===== AVAILABLE RECORDS =====

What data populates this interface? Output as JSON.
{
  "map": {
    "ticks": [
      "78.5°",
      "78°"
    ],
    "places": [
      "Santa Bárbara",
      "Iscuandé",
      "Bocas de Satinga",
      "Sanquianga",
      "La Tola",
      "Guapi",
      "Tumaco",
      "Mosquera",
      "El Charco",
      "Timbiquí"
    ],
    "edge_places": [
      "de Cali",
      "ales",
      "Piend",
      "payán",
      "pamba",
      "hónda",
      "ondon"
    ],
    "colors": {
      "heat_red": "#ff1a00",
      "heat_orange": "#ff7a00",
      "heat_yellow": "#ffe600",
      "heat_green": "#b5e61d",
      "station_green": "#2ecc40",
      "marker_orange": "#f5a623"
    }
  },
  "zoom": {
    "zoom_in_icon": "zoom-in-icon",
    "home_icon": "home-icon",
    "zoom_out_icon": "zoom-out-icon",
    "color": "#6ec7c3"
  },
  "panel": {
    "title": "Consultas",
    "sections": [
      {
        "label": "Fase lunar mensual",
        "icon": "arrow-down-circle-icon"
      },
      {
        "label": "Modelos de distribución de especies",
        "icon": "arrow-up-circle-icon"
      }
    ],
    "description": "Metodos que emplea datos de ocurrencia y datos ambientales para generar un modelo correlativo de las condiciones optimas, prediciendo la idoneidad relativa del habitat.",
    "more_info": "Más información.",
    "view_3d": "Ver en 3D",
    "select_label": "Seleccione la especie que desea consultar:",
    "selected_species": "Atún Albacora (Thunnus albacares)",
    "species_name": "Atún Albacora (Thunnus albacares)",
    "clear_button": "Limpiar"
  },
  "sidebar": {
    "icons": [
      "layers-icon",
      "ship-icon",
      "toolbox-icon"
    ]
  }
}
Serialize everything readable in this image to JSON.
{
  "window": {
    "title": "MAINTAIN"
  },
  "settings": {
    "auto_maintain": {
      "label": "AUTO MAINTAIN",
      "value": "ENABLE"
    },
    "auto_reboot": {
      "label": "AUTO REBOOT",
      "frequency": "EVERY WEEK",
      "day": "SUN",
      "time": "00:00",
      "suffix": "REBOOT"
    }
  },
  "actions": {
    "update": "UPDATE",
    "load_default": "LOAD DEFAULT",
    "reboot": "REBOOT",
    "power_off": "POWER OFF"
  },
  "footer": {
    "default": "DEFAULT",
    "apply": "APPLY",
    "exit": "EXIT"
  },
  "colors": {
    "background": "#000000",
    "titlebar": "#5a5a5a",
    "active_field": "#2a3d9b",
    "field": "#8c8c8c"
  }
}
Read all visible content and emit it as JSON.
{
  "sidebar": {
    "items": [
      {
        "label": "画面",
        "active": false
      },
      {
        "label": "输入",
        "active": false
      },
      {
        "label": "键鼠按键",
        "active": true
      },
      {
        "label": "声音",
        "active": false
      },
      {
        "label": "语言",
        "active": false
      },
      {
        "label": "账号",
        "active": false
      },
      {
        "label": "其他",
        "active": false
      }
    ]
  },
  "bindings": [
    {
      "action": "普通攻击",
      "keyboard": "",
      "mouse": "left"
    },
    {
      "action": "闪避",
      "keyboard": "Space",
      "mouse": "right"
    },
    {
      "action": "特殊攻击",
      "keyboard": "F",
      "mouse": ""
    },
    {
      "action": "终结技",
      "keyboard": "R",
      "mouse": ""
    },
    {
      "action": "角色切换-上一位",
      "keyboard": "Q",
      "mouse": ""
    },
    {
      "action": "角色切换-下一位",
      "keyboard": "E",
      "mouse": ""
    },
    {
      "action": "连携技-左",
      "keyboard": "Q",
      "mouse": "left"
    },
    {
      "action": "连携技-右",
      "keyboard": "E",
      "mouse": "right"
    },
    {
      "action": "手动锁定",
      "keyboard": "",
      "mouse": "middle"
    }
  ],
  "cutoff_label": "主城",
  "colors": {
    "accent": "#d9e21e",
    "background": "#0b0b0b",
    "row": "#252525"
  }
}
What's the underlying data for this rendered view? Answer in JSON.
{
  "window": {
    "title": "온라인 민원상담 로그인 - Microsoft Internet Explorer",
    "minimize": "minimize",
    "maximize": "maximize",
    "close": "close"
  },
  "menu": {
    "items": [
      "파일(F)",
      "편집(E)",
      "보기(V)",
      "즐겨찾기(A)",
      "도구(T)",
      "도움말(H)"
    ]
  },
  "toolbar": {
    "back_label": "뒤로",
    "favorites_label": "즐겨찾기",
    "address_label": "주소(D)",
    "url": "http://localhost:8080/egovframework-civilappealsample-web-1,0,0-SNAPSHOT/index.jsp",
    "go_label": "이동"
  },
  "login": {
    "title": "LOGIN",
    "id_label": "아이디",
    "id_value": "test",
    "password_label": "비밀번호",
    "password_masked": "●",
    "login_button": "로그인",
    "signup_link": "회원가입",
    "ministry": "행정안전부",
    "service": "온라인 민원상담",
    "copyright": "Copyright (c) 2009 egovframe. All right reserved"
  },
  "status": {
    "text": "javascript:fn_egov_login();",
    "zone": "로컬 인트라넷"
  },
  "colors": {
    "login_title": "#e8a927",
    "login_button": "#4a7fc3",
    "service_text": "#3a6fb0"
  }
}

=====

- [WHAT TO DO]:
Of all the lines above, how many contain the word "Thunnus"? Answer with only the number.

- [FULL SOLUTION]:
2